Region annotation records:
+++
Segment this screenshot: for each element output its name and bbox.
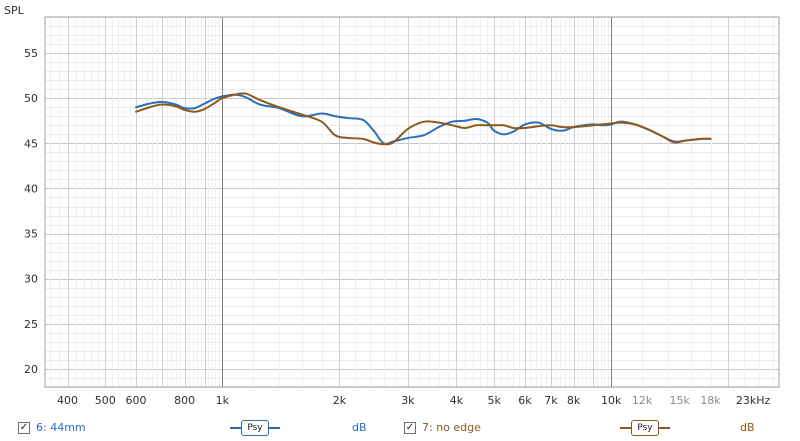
x-tick-label: 12k [632, 394, 653, 407]
x-tick-label: 4k [450, 394, 464, 407]
psy-label: Psy [241, 420, 269, 436]
psy-label: Psy [631, 420, 659, 436]
checkbox-icon[interactable]: ✓ [18, 421, 30, 434]
x-tick-label: 800 [174, 394, 195, 407]
x-tick-label: 500 [95, 394, 116, 407]
y-tick-label: 25 [24, 318, 38, 331]
x-tick-label: 1k [216, 394, 230, 407]
x-tick-label: 6k [518, 394, 532, 407]
y-tick-label: 55 [24, 47, 38, 60]
series-line-2 [135, 92, 712, 146]
x-tick-label: 2k [333, 394, 347, 407]
x-tick-label: 7k [544, 394, 558, 407]
y-axis-labels: 20 25 30 35 40 45 50 55 [24, 47, 38, 376]
plot-border [44, 16, 780, 388]
x-tick-label: 23kHz [736, 394, 771, 407]
x-tick-label: 18k [700, 394, 721, 407]
legend-series-label: 6: 44mm [36, 421, 86, 434]
legend-item-series-2[interactable]: ✓ 7: no edge [404, 414, 481, 441]
x-tick-label: 10k [601, 394, 622, 407]
x-tick-label: 600 [126, 394, 147, 407]
x-tick-label: 400 [57, 394, 78, 407]
x-tick-label: 15k [670, 394, 691, 407]
legend-series-label: 7: no edge [422, 421, 481, 434]
legend-item-series-1[interactable]: ✓ 6: 44mm [18, 414, 86, 441]
unit-label: dB [352, 421, 367, 434]
legend: ✓ 6: 44mm Psy dB ✓ 7: no edge Psy dB [0, 414, 800, 441]
y-tick-label: 20 [24, 363, 38, 376]
x-tick-label: 8k [567, 394, 581, 407]
x-tick-label: 5k [487, 394, 501, 407]
y-tick-label: 45 [24, 137, 38, 150]
unit-label: dB [740, 421, 755, 434]
psy-smoothing-button[interactable]: Psy [620, 420, 670, 436]
grid [45, 17, 779, 388]
y-tick-label: 50 [24, 92, 38, 105]
y-tick-label: 35 [24, 228, 38, 241]
series-layer [135, 92, 712, 146]
y-axis-title: SPL [4, 4, 25, 17]
checkbox-icon[interactable]: ✓ [404, 421, 416, 434]
x-axis-labels: 400 500 600 800 1k 2k 3k 4k 5k 6k 7k 8k 10k 12k 15k 18k… [57, 394, 771, 407]
psy-smoothing-button[interactable]: Psy [230, 420, 280, 436]
x-tick-label: 3k [401, 394, 415, 407]
y-tick-label: 30 [24, 273, 38, 286]
y-tick-label: 40 [24, 182, 38, 195]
+++
*TASK REQUIREMENTS*
Rewrite all the items with every "x-tick-label" changed to "x-axis-tick" and everything else left unchanged. Omit the pictures from the output.

*RESPONSE TO THIS TASK*
Segment this screenshot: for each element output its name and bbox.
x-axis-tick: 12k [632, 394, 653, 407]
x-axis-tick: 4k [450, 394, 464, 407]
psy-label: Psy [241, 420, 269, 436]
psy-label: Psy [631, 420, 659, 436]
checkbox-icon[interactable]: ✓ [18, 421, 30, 434]
x-axis-tick: 800 [174, 394, 195, 407]
x-axis-tick: 500 [95, 394, 116, 407]
y-tick-label: 25 [24, 318, 38, 331]
x-axis-tick: 1k [216, 394, 230, 407]
x-axis-tick: 6k [518, 394, 532, 407]
y-tick-label: 55 [24, 47, 38, 60]
series-line-2 [135, 92, 712, 146]
x-axis-tick: 2k [333, 394, 347, 407]
x-axis-tick: 7k [544, 394, 558, 407]
y-axis-labels: 20 25 30 35 40 45 50 55 [24, 47, 38, 376]
plot-border [44, 16, 780, 388]
x-axis-tick: 23kHz [736, 394, 771, 407]
x-axis-tick: 18k [700, 394, 721, 407]
legend-series-label: 6: 44mm [36, 421, 86, 434]
legend-item-series-2[interactable]: ✓ 7: no edge [404, 414, 481, 441]
x-axis-tick: 10k [601, 394, 622, 407]
x-axis-tick: 600 [126, 394, 147, 407]
x-axis-tick: 400 [57, 394, 78, 407]
x-axis-tick: 15k [670, 394, 691, 407]
legend-series-label: 7: no edge [422, 421, 481, 434]
legend-item-series-1[interactable]: ✓ 6: 44mm [18, 414, 86, 441]
unit-label: dB [352, 421, 367, 434]
legend: ✓ 6: 44mm Psy dB ✓ 7: no edge Psy dB [0, 414, 800, 441]
y-tick-label: 20 [24, 363, 38, 376]
x-axis-tick: 8k [567, 394, 581, 407]
x-axis-tick: 5k [487, 394, 501, 407]
y-tick-label: 45 [24, 137, 38, 150]
unit-label: dB [740, 421, 755, 434]
psy-smoothing-button[interactable]: Psy [620, 420, 670, 436]
grid [45, 17, 779, 388]
y-tick-label: 50 [24, 92, 38, 105]
y-tick-label: 35 [24, 228, 38, 241]
series-layer [135, 92, 712, 146]
y-axis-title: SPL [4, 4, 25, 17]
checkbox-icon[interactable]: ✓ [404, 421, 416, 434]
x-axis-labels: 400 500 600 800 1k 2k 3k 4k 5k 6k 7k 8k 10k 12k 15k 18k… [57, 394, 771, 407]
psy-smoothing-button[interactable]: Psy [230, 420, 280, 436]
x-axis-tick: 3k [401, 394, 415, 407]
y-tick-label: 30 [24, 273, 38, 286]
y-tick-label: 40 [24, 182, 38, 195]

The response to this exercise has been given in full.